**** Source data ****

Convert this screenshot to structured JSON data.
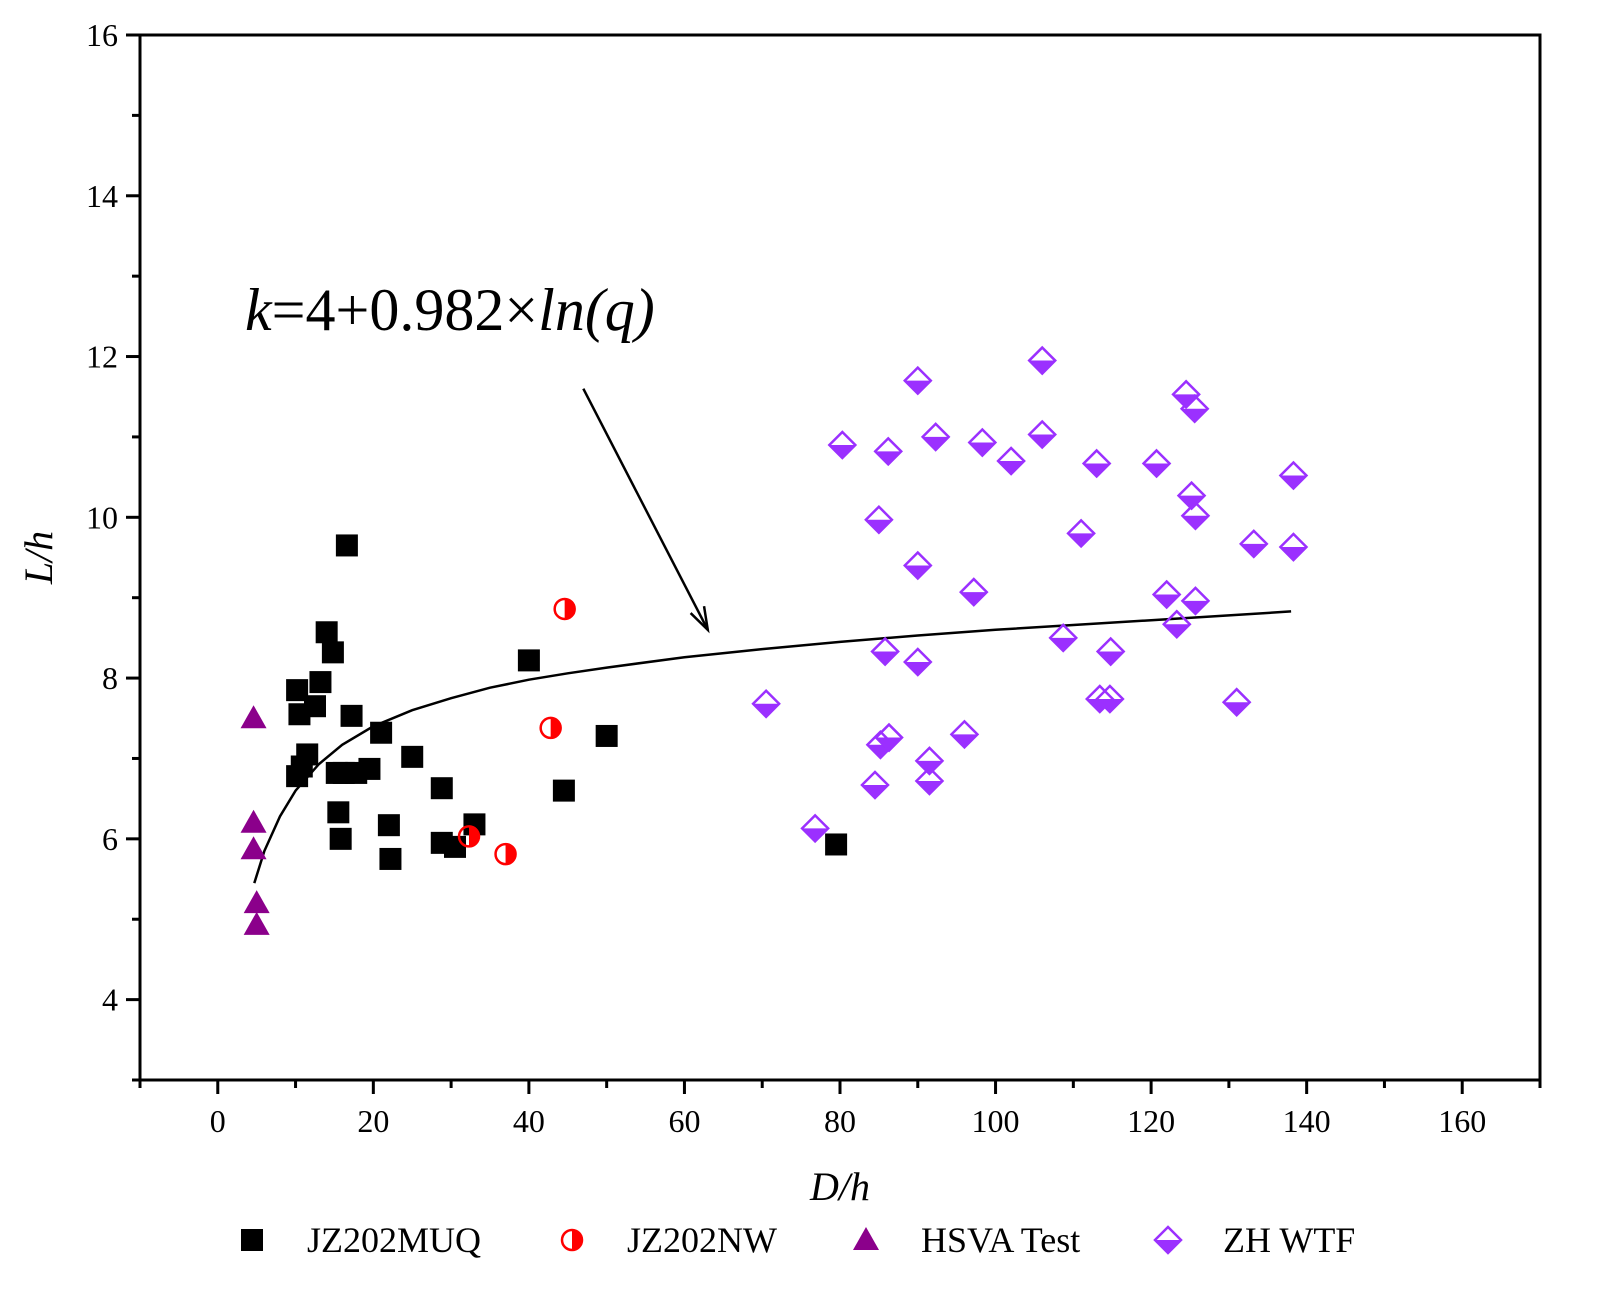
{
  "chart_data": {
    "type": "scatter",
    "title": "",
    "xlabel": "D/h",
    "ylabel": "L/h",
    "xlim": [
      -10,
      170
    ],
    "ylim": [
      3,
      16
    ],
    "x_ticks": [
      0,
      20,
      40,
      60,
      80,
      100,
      120,
      140,
      160
    ],
    "y_ticks": [
      4,
      6,
      8,
      10,
      12,
      14,
      16
    ],
    "grid": false,
    "legend_position": "bottom",
    "annotation": {
      "text_parts": [
        {
          "text": "k",
          "italic": true
        },
        {
          "text": "=4+0.982×",
          "italic": false
        },
        {
          "text": "ln(q)",
          "italic": true
        }
      ],
      "arrow_from": [
        47,
        11.6
      ],
      "arrow_to": [
        63,
        8.6
      ]
    },
    "fit_curve": {
      "equation": "k=4+0.982×ln(q)",
      "x": [
        4.7,
        6,
        8,
        10,
        13,
        16,
        20,
        25,
        30,
        35,
        40,
        45,
        50,
        60,
        70,
        80,
        90,
        100,
        110,
        120,
        130,
        138
      ],
      "y": [
        5.45,
        5.85,
        6.28,
        6.6,
        6.93,
        7.17,
        7.4,
        7.6,
        7.75,
        7.88,
        7.98,
        8.06,
        8.13,
        8.26,
        8.36,
        8.45,
        8.53,
        8.6,
        8.66,
        8.72,
        8.78,
        8.83
      ]
    },
    "series": [
      {
        "name": "JZ202MUQ",
        "marker": "square",
        "color": "#000000",
        "points": [
          [
            10.2,
            7.85
          ],
          [
            10.5,
            7.55
          ],
          [
            10.2,
            6.78
          ],
          [
            10.8,
            6.9
          ],
          [
            11.5,
            7.05
          ],
          [
            12.5,
            7.65
          ],
          [
            13.2,
            7.95
          ],
          [
            14.0,
            8.57
          ],
          [
            14.8,
            8.32
          ],
          [
            15.3,
            6.82
          ],
          [
            15.5,
            6.33
          ],
          [
            15.8,
            6.0
          ],
          [
            16.2,
            6.82
          ],
          [
            16.6,
            9.65
          ],
          [
            17.2,
            7.53
          ],
          [
            17.8,
            6.82
          ],
          [
            19.5,
            6.87
          ],
          [
            21.0,
            7.32
          ],
          [
            22.0,
            6.17
          ],
          [
            22.2,
            5.75
          ],
          [
            25.0,
            7.02
          ],
          [
            28.8,
            6.63
          ],
          [
            28.8,
            5.95
          ],
          [
            30.5,
            5.9
          ],
          [
            33.0,
            6.18
          ],
          [
            40.0,
            8.22
          ],
          [
            44.5,
            6.6
          ],
          [
            50.0,
            7.28
          ],
          [
            79.5,
            5.93
          ]
        ]
      },
      {
        "name": "JZ202NW",
        "marker": "half-circle",
        "color": "#ff0000",
        "points": [
          [
            32.3,
            6.03
          ],
          [
            37.0,
            5.81
          ],
          [
            42.8,
            7.38
          ],
          [
            44.6,
            8.86
          ]
        ]
      },
      {
        "name": "HSVA Test",
        "marker": "triangle",
        "color": "#8b008b",
        "points": [
          [
            4.6,
            7.5
          ],
          [
            4.6,
            6.2
          ],
          [
            4.6,
            5.87
          ],
          [
            5.0,
            5.2
          ],
          [
            5.0,
            4.93
          ]
        ]
      },
      {
        "name": "ZH WTF",
        "marker": "half-diamond",
        "color": "#9b30ff",
        "points": [
          [
            70.5,
            7.68
          ],
          [
            76.8,
            6.13
          ],
          [
            80.3,
            10.9
          ],
          [
            84.5,
            6.67
          ],
          [
            85.0,
            9.97
          ],
          [
            85.2,
            7.17
          ],
          [
            85.8,
            8.33
          ],
          [
            86.2,
            10.82
          ],
          [
            86.3,
            7.26
          ],
          [
            90.0,
            11.7
          ],
          [
            90.0,
            9.4
          ],
          [
            90.0,
            8.2
          ],
          [
            91.5,
            6.97
          ],
          [
            91.5,
            6.72
          ],
          [
            92.3,
            11.0
          ],
          [
            96.0,
            7.3
          ],
          [
            97.2,
            9.07
          ],
          [
            98.3,
            10.93
          ],
          [
            102.0,
            10.7
          ],
          [
            106.0,
            11.95
          ],
          [
            106.0,
            11.03
          ],
          [
            108.7,
            8.5
          ],
          [
            111.0,
            9.8
          ],
          [
            113.0,
            10.67
          ],
          [
            113.4,
            7.74
          ],
          [
            114.7,
            7.74
          ],
          [
            114.8,
            8.33
          ],
          [
            120.7,
            10.67
          ],
          [
            122.0,
            9.04
          ],
          [
            123.3,
            8.67
          ],
          [
            124.5,
            11.53
          ],
          [
            125.2,
            10.27
          ],
          [
            125.6,
            11.35
          ],
          [
            125.7,
            10.02
          ],
          [
            125.7,
            8.96
          ],
          [
            131.0,
            7.7
          ],
          [
            133.2,
            9.67
          ],
          [
            138.3,
            10.52
          ],
          [
            138.3,
            9.63
          ]
        ]
      }
    ]
  }
}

****

Written exercise
Wherever "half" shows up in a line, copy that line.

Reply to the exercise
        "marker": "half-circle",
        "marker": "half-diamond",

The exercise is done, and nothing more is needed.